What the task requires>
Reproduce each line of the material exactly, minus any picture.

Material to process>
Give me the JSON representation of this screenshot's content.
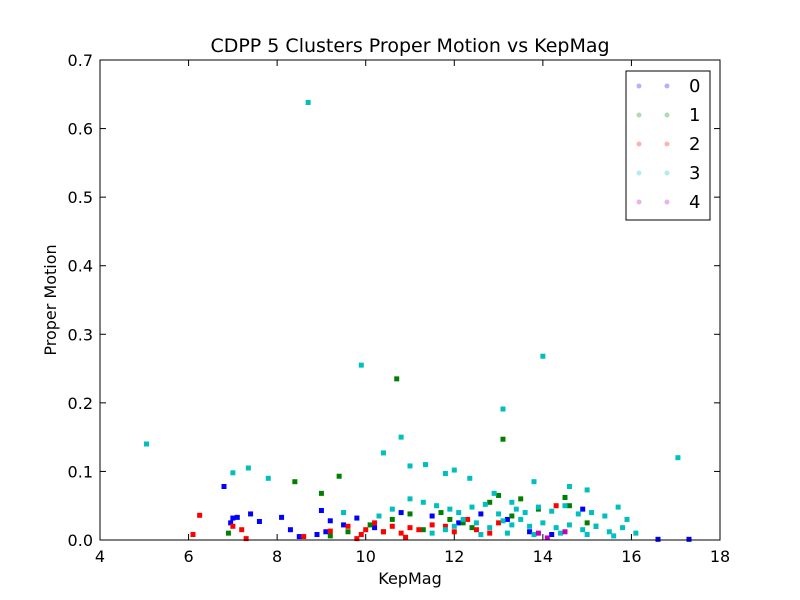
{
  "chart_data": {
    "type": "scatter",
    "title": "CDPP 5 Clusters Proper Motion vs KepMag",
    "xlabel": "KepMag",
    "ylabel": "Proper Motion",
    "xlim": [
      4,
      18
    ],
    "ylim": [
      0.0,
      0.7
    ],
    "xticks": [
      4,
      6,
      8,
      10,
      12,
      14,
      16,
      18
    ],
    "xtick_labels": [
      "4",
      "6",
      "8",
      "10",
      "12",
      "14",
      "16",
      "18"
    ],
    "yticks": [
      0.0,
      0.1,
      0.2,
      0.3,
      0.4,
      0.5,
      0.6,
      0.7
    ],
    "ytick_labels": [
      "0.0",
      "0.1",
      "0.2",
      "0.3",
      "0.4",
      "0.5",
      "0.6",
      "0.7"
    ],
    "grid": false,
    "legend_position": "top-right",
    "series": [
      {
        "name": "0",
        "color": "#0000ff",
        "points": [
          [
            6.8,
            0.078
          ],
          [
            7.0,
            0.032
          ],
          [
            7.1,
            0.033
          ],
          [
            6.95,
            0.025
          ],
          [
            7.4,
            0.038
          ],
          [
            7.6,
            0.027
          ],
          [
            8.1,
            0.033
          ],
          [
            8.3,
            0.015
          ],
          [
            8.5,
            0.005
          ],
          [
            9.0,
            0.043
          ],
          [
            9.2,
            0.028
          ],
          [
            9.5,
            0.022
          ],
          [
            9.8,
            0.032
          ],
          [
            10.2,
            0.018
          ],
          [
            10.8,
            0.04
          ],
          [
            11.5,
            0.035
          ],
          [
            12.1,
            0.025
          ],
          [
            12.6,
            0.038
          ],
          [
            13.2,
            0.03
          ],
          [
            13.7,
            0.012
          ],
          [
            14.2,
            0.008
          ],
          [
            14.9,
            0.045
          ],
          [
            15.2,
            0.02
          ],
          [
            16.6,
            0.001
          ],
          [
            17.3,
            0.001
          ],
          [
            9.1,
            0.012
          ],
          [
            8.9,
            0.008
          ]
        ]
      },
      {
        "name": "1",
        "color": "#008000",
        "points": [
          [
            6.9,
            0.01
          ],
          [
            8.4,
            0.085
          ],
          [
            9.0,
            0.068
          ],
          [
            9.4,
            0.093
          ],
          [
            10.7,
            0.235
          ],
          [
            13.1,
            0.147
          ],
          [
            9.6,
            0.012
          ],
          [
            10.1,
            0.022
          ],
          [
            10.6,
            0.03
          ],
          [
            11.0,
            0.038
          ],
          [
            11.3,
            0.015
          ],
          [
            11.7,
            0.04
          ],
          [
            12.2,
            0.025
          ],
          [
            12.8,
            0.055
          ],
          [
            13.0,
            0.065
          ],
          [
            13.5,
            0.06
          ],
          [
            13.9,
            0.045
          ],
          [
            14.5,
            0.062
          ],
          [
            14.6,
            0.05
          ],
          [
            9.2,
            0.006
          ],
          [
            10.4,
            0.012
          ],
          [
            11.9,
            0.03
          ],
          [
            12.4,
            0.018
          ],
          [
            13.3,
            0.035
          ],
          [
            15.0,
            0.025
          ]
        ]
      },
      {
        "name": "2",
        "color": "#ff0000",
        "points": [
          [
            6.1,
            0.008
          ],
          [
            6.25,
            0.036
          ],
          [
            7.0,
            0.02
          ],
          [
            7.2,
            0.015
          ],
          [
            7.3,
            0.002
          ],
          [
            8.6,
            0.005
          ],
          [
            9.2,
            0.013
          ],
          [
            9.6,
            0.02
          ],
          [
            9.9,
            0.008
          ],
          [
            10.0,
            0.015
          ],
          [
            10.2,
            0.025
          ],
          [
            10.4,
            0.012
          ],
          [
            10.6,
            0.02
          ],
          [
            10.8,
            0.01
          ],
          [
            11.0,
            0.018
          ],
          [
            11.2,
            0.015
          ],
          [
            11.5,
            0.022
          ],
          [
            11.8,
            0.02
          ],
          [
            12.0,
            0.012
          ],
          [
            12.3,
            0.03
          ],
          [
            12.5,
            0.015
          ],
          [
            12.8,
            0.01
          ],
          [
            13.0,
            0.025
          ],
          [
            14.3,
            0.05
          ],
          [
            9.8,
            0.002
          ],
          [
            10.9,
            0.004
          ]
        ]
      },
      {
        "name": "3",
        "color": "#00bfbf",
        "points": [
          [
            8.7,
            0.638
          ],
          [
            5.05,
            0.14
          ],
          [
            7.0,
            0.098
          ],
          [
            7.35,
            0.105
          ],
          [
            7.8,
            0.09
          ],
          [
            9.9,
            0.255
          ],
          [
            10.4,
            0.127
          ],
          [
            10.8,
            0.15
          ],
          [
            11.0,
            0.108
          ],
          [
            11.35,
            0.11
          ],
          [
            11.8,
            0.097
          ],
          [
            12.0,
            0.102
          ],
          [
            12.35,
            0.09
          ],
          [
            13.1,
            0.191
          ],
          [
            14.0,
            0.268
          ],
          [
            13.8,
            0.085
          ],
          [
            12.9,
            0.068
          ],
          [
            13.3,
            0.055
          ],
          [
            14.6,
            0.078
          ],
          [
            15.0,
            0.073
          ],
          [
            17.05,
            0.12
          ],
          [
            9.5,
            0.04
          ],
          [
            10.3,
            0.035
          ],
          [
            10.6,
            0.045
          ],
          [
            11.0,
            0.06
          ],
          [
            11.3,
            0.055
          ],
          [
            11.6,
            0.05
          ],
          [
            11.9,
            0.045
          ],
          [
            12.1,
            0.04
          ],
          [
            12.4,
            0.048
          ],
          [
            12.7,
            0.052
          ],
          [
            13.0,
            0.038
          ],
          [
            13.4,
            0.045
          ],
          [
            13.6,
            0.04
          ],
          [
            13.9,
            0.048
          ],
          [
            14.2,
            0.042
          ],
          [
            14.5,
            0.05
          ],
          [
            14.8,
            0.038
          ],
          [
            15.1,
            0.04
          ],
          [
            15.4,
            0.035
          ],
          [
            15.7,
            0.048
          ],
          [
            15.9,
            0.03
          ],
          [
            16.1,
            0.01
          ],
          [
            12.0,
            0.02
          ],
          [
            12.2,
            0.03
          ],
          [
            12.5,
            0.025
          ],
          [
            12.8,
            0.018
          ],
          [
            13.1,
            0.028
          ],
          [
            13.3,
            0.022
          ],
          [
            13.5,
            0.03
          ],
          [
            13.7,
            0.02
          ],
          [
            14.0,
            0.025
          ],
          [
            14.3,
            0.018
          ],
          [
            14.6,
            0.022
          ],
          [
            14.9,
            0.015
          ],
          [
            15.2,
            0.02
          ],
          [
            15.5,
            0.012
          ],
          [
            15.8,
            0.018
          ],
          [
            11.5,
            0.01
          ],
          [
            11.8,
            0.015
          ],
          [
            12.6,
            0.008
          ],
          [
            13.2,
            0.01
          ],
          [
            13.8,
            0.008
          ],
          [
            14.4,
            0.01
          ],
          [
            15.0,
            0.008
          ],
          [
            15.6,
            0.006
          ]
        ]
      },
      {
        "name": "4",
        "color": "#bf00bf",
        "points": [
          [
            13.9,
            0.01
          ],
          [
            14.1,
            0.003
          ],
          [
            14.5,
            0.012
          ]
        ]
      }
    ]
  }
}
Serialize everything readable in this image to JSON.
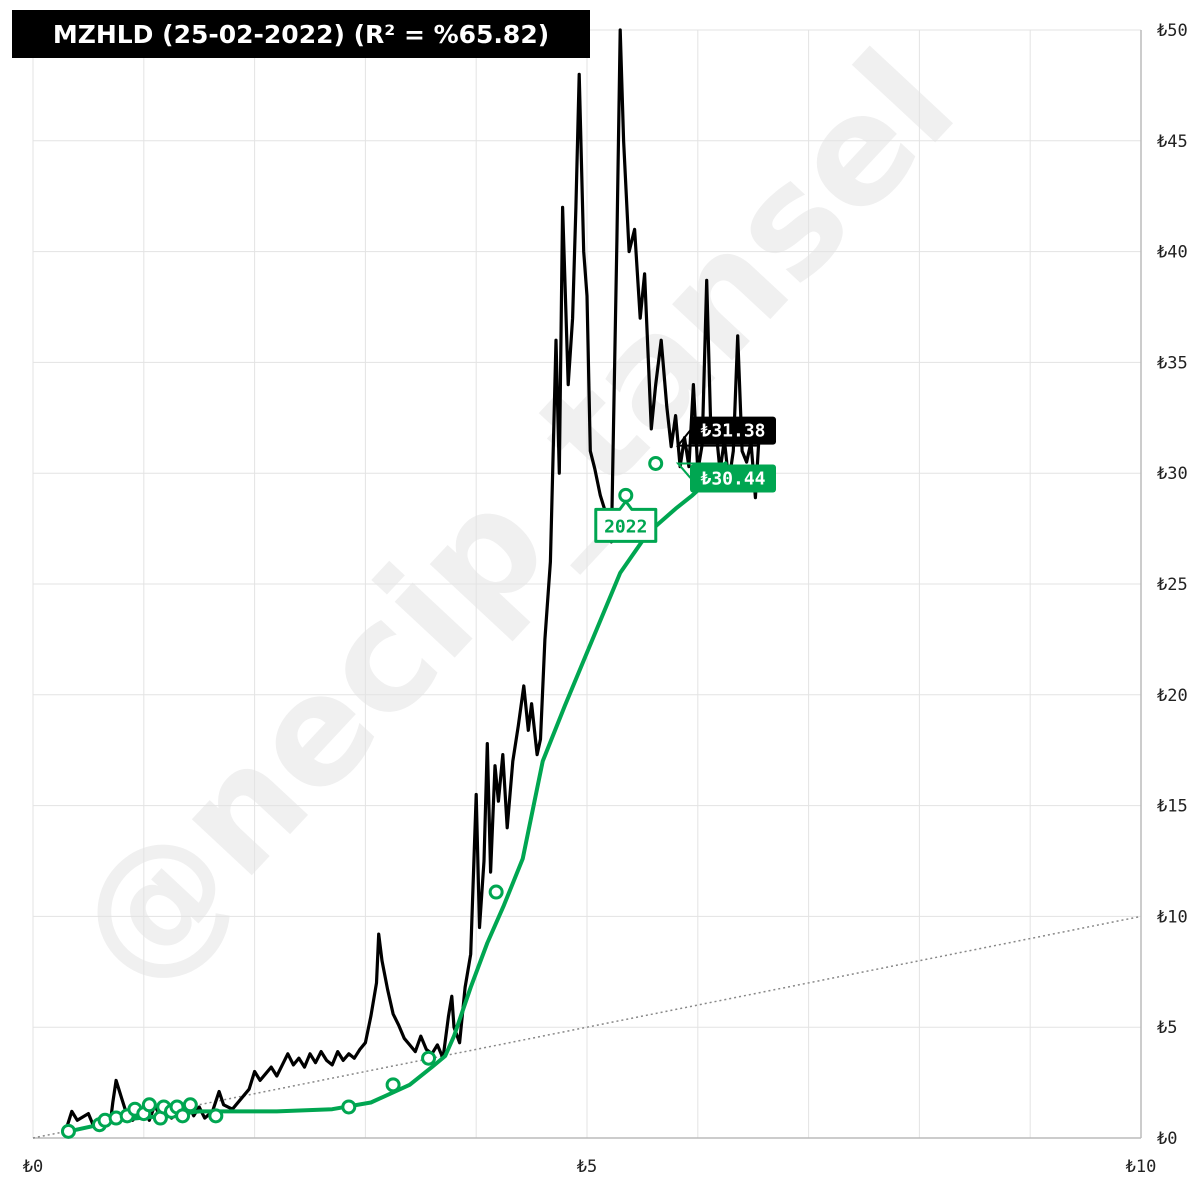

Exercise response>
Give me the JSON representation of this screenshot's content.
{
  "chart_data": {
    "type": "scatter",
    "title": "CDPP 5 Clusters Proper Motion vs KepMag",
    "xlabel": "KepMag",
    "ylabel": "Proper Motion",
    "xlim": [
      4,
      18
    ],
    "ylim": [
      0.0,
      0.7
    ],
    "xticks": [
      4,
      6,
      8,
      10,
      12,
      14,
      16,
      18
    ],
    "xtick_labels": [
      "4",
      "6",
      "8",
      "10",
      "12",
      "14",
      "16",
      "18"
    ],
    "yticks": [
      0.0,
      0.1,
      0.2,
      0.3,
      0.4,
      0.5,
      0.6,
      0.7
    ],
    "ytick_labels": [
      "0.0",
      "0.1",
      "0.2",
      "0.3",
      "0.4",
      "0.5",
      "0.6",
      "0.7"
    ],
    "grid": false,
    "legend_position": "top-right",
    "series": [
      {
        "name": "0",
        "color": "#0000ff",
        "points": [
          [
            6.8,
            0.078
          ],
          [
            7.0,
            0.032
          ],
          [
            7.1,
            0.033
          ],
          [
            6.95,
            0.025
          ],
          [
            7.4,
            0.038
          ],
          [
            7.6,
            0.027
          ],
          [
            8.1,
            0.033
          ],
          [
            8.3,
            0.015
          ],
          [
            8.5,
            0.005
          ],
          [
            9.0,
            0.043
          ],
          [
            9.2,
            0.028
          ],
          [
            9.5,
            0.022
          ],
          [
            9.8,
            0.032
          ],
          [
            10.2,
            0.018
          ],
          [
            10.8,
            0.04
          ],
          [
            11.5,
            0.035
          ],
          [
            12.1,
            0.025
          ],
          [
            12.6,
            0.038
          ],
          [
            13.2,
            0.03
          ],
          [
            13.7,
            0.012
          ],
          [
            14.2,
            0.008
          ],
          [
            14.9,
            0.045
          ],
          [
            15.2,
            0.02
          ],
          [
            16.6,
            0.001
          ],
          [
            17.3,
            0.001
          ],
          [
            9.1,
            0.012
          ],
          [
            8.9,
            0.008
          ]
        ]
      },
      {
        "name": "1",
        "color": "#008000",
        "points": [
          [
            6.9,
            0.01
          ],
          [
            8.4,
            0.085
          ],
          [
            9.0,
            0.068
          ],
          [
            9.4,
            0.093
          ],
          [
            10.7,
            0.235
          ],
          [
            13.1,
            0.147
          ],
          [
            9.6,
            0.012
          ],
          [
            10.1,
            0.022
          ],
          [
            10.6,
            0.03
          ],
          [
            11.0,
            0.038
          ],
          [
            11.3,
            0.015
          ],
          [
            11.7,
            0.04
          ],
          [
            12.2,
            0.025
          ],
          [
            12.8,
            0.055
          ],
          [
            13.0,
            0.065
          ],
          [
            13.5,
            0.06
          ],
          [
            13.9,
            0.045
          ],
          [
            14.5,
            0.062
          ],
          [
            14.6,
            0.05
          ],
          [
            9.2,
            0.006
          ],
          [
            10.4,
            0.012
          ],
          [
            11.9,
            0.03
          ],
          [
            12.4,
            0.018
          ],
          [
            13.3,
            0.035
          ],
          [
            15.0,
            0.025
          ]
        ]
      },
      {
        "name": "2",
        "color": "#ff0000",
        "points": [
          [
            6.1,
            0.008
          ],
          [
            6.25,
            0.036
          ],
          [
            7.0,
            0.02
          ],
          [
            7.2,
            0.015
          ],
          [
            7.3,
            0.002
          ],
          [
            8.6,
            0.005
          ],
          [
            9.2,
            0.013
          ],
          [
            9.6,
            0.02
          ],
          [
            9.9,
            0.008
          ],
          [
            10.0,
            0.015
          ],
          [
            10.2,
            0.025
          ],
          [
            10.4,
            0.012
          ],
          [
            10.6,
            0.02
          ],
          [
            10.8,
            0.01
          ],
          [
            11.0,
            0.018
          ],
          [
            11.2,
            0.015
          ],
          [
            11.5,
            0.022
          ],
          [
            11.8,
            0.02
          ],
          [
            12.0,
            0.012
          ],
          [
            12.3,
            0.03
          ],
          [
            12.5,
            0.015
          ],
          [
            12.8,
            0.01
          ],
          [
            13.0,
            0.025
          ],
          [
            14.3,
            0.05
          ],
          [
            9.8,
            0.002
          ],
          [
            10.9,
            0.004
          ]
        ]
      },
      {
        "name": "3",
        "color": "#00bfbf",
        "points": [
          [
            8.7,
            0.638
          ],
          [
            5.05,
            0.14
          ],
          [
            7.0,
            0.098
          ],
          [
            7.35,
            0.105
          ],
          [
            7.8,
            0.09
          ],
          [
            9.9,
            0.255
          ],
          [
            10.4,
            0.127
          ],
          [
            10.8,
            0.15
          ],
          [
            11.0,
            0.108
          ],
          [
            11.35,
            0.11
          ],
          [
            11.8,
            0.097
          ],
          [
            12.0,
            0.102
          ],
          [
            12.35,
            0.09
          ],
          [
            13.1,
            0.191
          ],
          [
            14.0,
            0.268
          ],
          [
            13.8,
            0.085
          ],
          [
            12.9,
            0.068
          ],
          [
            13.3,
            0.055
          ],
          [
            14.6,
            0.078
          ],
          [
            15.0,
            0.073
          ],
          [
            17.05,
            0.12
          ],
          [
            9.5,
            0.04
          ],
          [
            10.3,
            0.035
          ],
          [
            10.6,
            0.045
          ],
          [
            11.0,
            0.06
          ],
          [
            11.3,
            0.055
          ],
          [
            11.6,
            0.05
          ],
          [
            11.9,
            0.045
          ],
          [
            12.1,
            0.04
          ],
          [
            12.4,
            0.048
          ],
          [
            12.7,
            0.052
          ],
          [
            13.0,
            0.038
          ],
          [
            13.4,
            0.045
          ],
          [
            13.6,
            0.04
          ],
          [
            13.9,
            0.048
          ],
          [
            14.2,
            0.042
          ],
          [
            14.5,
            0.05
          ],
          [
            14.8,
            0.038
          ],
          [
            15.1,
            0.04
          ],
          [
            15.4,
            0.035
          ],
          [
            15.7,
            0.048
          ],
          [
            15.9,
            0.03
          ],
          [
            16.1,
            0.01
          ],
          [
            12.0,
            0.02
          ],
          [
            12.2,
            0.03
          ],
          [
            12.5,
            0.025
          ],
          [
            12.8,
            0.018
          ],
          [
            13.1,
            0.028
          ],
          [
            13.3,
            0.022
          ],
          [
            13.5,
            0.03
          ],
          [
            13.7,
            0.02
          ],
          [
            14.0,
            0.025
          ],
          [
            14.3,
            0.018
          ],
          [
            14.6,
            0.022
          ],
          [
            14.9,
            0.015
          ],
          [
            15.2,
            0.02
          ],
          [
            15.5,
            0.012
          ],
          [
            15.8,
            0.018
          ],
          [
            11.5,
            0.01
          ],
          [
            11.8,
            0.015
          ],
          [
            12.6,
            0.008
          ],
          [
            13.2,
            0.01
          ],
          [
            13.8,
            0.008
          ],
          [
            14.4,
            0.01
          ],
          [
            15.0,
            0.008
          ],
          [
            15.6,
            0.006
          ]
        ]
      },
      {
        "name": "4",
        "color": "#bf00bf",
        "points": [
          [
            13.9,
            0.01
          ],
          [
            14.1,
            0.003
          ],
          [
            14.5,
            0.012
          ]
        ]
      }
    ]
  }
}
Serialize everything readable in this image to JSON.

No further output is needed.